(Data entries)
(begin)
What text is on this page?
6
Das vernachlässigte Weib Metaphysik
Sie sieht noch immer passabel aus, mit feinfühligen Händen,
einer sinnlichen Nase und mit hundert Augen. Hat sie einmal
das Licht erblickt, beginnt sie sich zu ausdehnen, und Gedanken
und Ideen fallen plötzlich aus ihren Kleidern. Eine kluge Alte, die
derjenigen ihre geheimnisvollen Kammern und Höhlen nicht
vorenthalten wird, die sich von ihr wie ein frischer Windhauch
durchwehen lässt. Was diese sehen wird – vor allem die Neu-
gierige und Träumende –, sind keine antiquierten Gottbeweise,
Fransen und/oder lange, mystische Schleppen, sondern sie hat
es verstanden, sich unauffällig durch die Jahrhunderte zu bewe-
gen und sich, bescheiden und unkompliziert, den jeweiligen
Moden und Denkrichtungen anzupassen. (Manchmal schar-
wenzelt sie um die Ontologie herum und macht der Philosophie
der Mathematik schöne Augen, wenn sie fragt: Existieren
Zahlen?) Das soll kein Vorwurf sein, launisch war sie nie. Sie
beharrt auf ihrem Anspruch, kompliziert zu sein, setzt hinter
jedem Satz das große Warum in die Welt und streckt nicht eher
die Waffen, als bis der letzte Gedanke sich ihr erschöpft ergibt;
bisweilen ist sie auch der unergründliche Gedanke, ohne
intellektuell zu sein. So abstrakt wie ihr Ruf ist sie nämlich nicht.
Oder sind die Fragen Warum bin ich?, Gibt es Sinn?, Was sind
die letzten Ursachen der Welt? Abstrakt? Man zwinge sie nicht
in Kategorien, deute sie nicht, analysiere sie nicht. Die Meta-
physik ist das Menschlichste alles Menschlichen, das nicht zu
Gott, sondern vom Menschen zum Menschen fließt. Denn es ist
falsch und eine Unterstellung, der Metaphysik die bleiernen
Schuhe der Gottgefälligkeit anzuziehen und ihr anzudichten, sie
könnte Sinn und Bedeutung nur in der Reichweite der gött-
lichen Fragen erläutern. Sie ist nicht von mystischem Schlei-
(end)
DIRECTIVE → Every line of the material must be returned exactly as it appears.

RESPONSE FOR THIS EXERCISE →
What text is on this page?
6
Das vernachlässigte Weib Metaphysik
Sie sieht noch immer passabel aus, mit feinfühligen Händen,
einer sinnlichen Nase und mit hundert Augen. Hat sie einmal
das Licht erblickt, beginnt sie sich zu ausdehnen, und Gedanken
und Ideen fallen plötzlich aus ihren Kleidern. Eine kluge Alte, die
derjenigen ihre geheimnisvollen Kammern und Höhlen nicht
vorenthalten wird, die sich von ihr wie ein frischer Windhauch
durchwehen lässt. Was diese sehen wird – vor allem die Neu-
gierige und Träumende –, sind keine antiquierten Gottbeweise,
Fransen und/oder lange, mystische Schleppen, sondern sie hat
es verstanden, sich unauffällig durch die Jahrhunderte zu bewe-
gen und sich, bescheiden und unkompliziert, den jeweiligen
Moden und Denkrichtungen anzupassen. (Manchmal schar-
wenzelt sie um die Ontologie herum und macht der Philosophie
der Mathematik schöne Augen, wenn sie fragt: Existieren
Zahlen?) Das soll kein Vorwurf sein, launisch war sie nie. Sie
beharrt auf ihrem Anspruch, kompliziert zu sein, setzt hinter
jedem Satz das große Warum in die Welt und streckt nicht eher
die Waffen, als bis der letzte Gedanke sich ihr erschöpft ergibt;
bisweilen ist sie auch der unergründliche Gedanke, ohne
intellektuell zu sein. So abstrakt wie ihr Ruf ist sie nämlich nicht.
Oder sind die Fragen Warum bin ich?, Gibt es Sinn?, Was sind
die letzten Ursachen der Welt? Abstrakt? Man zwinge sie nicht
in Kategorien, deute sie nicht, analysiere sie nicht. Die Meta-
physik ist das Menschlichste alles Menschlichen, das nicht zu
Gott, sondern vom Menschen zum Menschen fließt. Denn es ist
falsch und eine Unterstellung, der Metaphysik die bleiernen
Schuhe der Gottgefälligkeit anzuziehen und ihr anzudichten, sie
könnte Sinn und Bedeutung nur in der Reichweite der gött-
lichen Fragen erläutern. Sie ist nicht von mystischem Schlei-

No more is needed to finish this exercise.